Start Data extract

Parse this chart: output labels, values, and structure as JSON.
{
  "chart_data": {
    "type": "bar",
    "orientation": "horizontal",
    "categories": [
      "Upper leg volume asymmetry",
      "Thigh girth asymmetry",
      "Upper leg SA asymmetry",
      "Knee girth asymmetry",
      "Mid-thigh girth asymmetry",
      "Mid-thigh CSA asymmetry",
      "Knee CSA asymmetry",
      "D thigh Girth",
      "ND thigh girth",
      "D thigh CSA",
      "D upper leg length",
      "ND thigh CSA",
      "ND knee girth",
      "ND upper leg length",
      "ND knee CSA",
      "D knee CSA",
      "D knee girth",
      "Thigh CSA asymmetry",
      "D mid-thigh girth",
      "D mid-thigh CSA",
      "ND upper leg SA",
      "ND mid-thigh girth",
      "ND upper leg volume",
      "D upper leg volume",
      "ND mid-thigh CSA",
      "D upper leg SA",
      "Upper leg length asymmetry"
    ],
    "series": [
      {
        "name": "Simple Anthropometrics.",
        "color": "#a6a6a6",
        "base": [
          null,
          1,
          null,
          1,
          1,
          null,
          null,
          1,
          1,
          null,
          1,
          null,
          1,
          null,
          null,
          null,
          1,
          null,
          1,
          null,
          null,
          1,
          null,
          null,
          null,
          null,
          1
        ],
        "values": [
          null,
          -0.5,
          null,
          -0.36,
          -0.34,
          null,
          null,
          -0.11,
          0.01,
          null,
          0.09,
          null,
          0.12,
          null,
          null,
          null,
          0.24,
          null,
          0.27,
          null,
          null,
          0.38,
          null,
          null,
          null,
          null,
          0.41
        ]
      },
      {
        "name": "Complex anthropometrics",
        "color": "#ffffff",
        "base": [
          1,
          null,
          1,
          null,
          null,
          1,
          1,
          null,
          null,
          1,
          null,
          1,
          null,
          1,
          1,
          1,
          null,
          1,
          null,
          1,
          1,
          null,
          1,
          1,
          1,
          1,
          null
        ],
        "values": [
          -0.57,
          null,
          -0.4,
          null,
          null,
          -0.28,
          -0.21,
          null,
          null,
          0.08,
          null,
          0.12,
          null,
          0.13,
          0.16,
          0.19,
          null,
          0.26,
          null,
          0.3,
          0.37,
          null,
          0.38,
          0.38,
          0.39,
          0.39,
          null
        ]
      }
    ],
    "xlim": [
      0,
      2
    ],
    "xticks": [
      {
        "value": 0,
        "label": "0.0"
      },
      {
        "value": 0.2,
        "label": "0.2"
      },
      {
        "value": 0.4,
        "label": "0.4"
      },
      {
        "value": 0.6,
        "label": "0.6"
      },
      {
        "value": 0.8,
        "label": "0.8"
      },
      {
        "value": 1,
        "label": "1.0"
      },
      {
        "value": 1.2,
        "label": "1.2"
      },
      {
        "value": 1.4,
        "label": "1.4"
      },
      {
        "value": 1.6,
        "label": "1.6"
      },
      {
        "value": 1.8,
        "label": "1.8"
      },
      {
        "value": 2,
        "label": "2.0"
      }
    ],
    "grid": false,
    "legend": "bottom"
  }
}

End Data extract

_Exercise_. How many lines of the data contain the word "name"? Answer with the number alone.

_Output for this task_. 2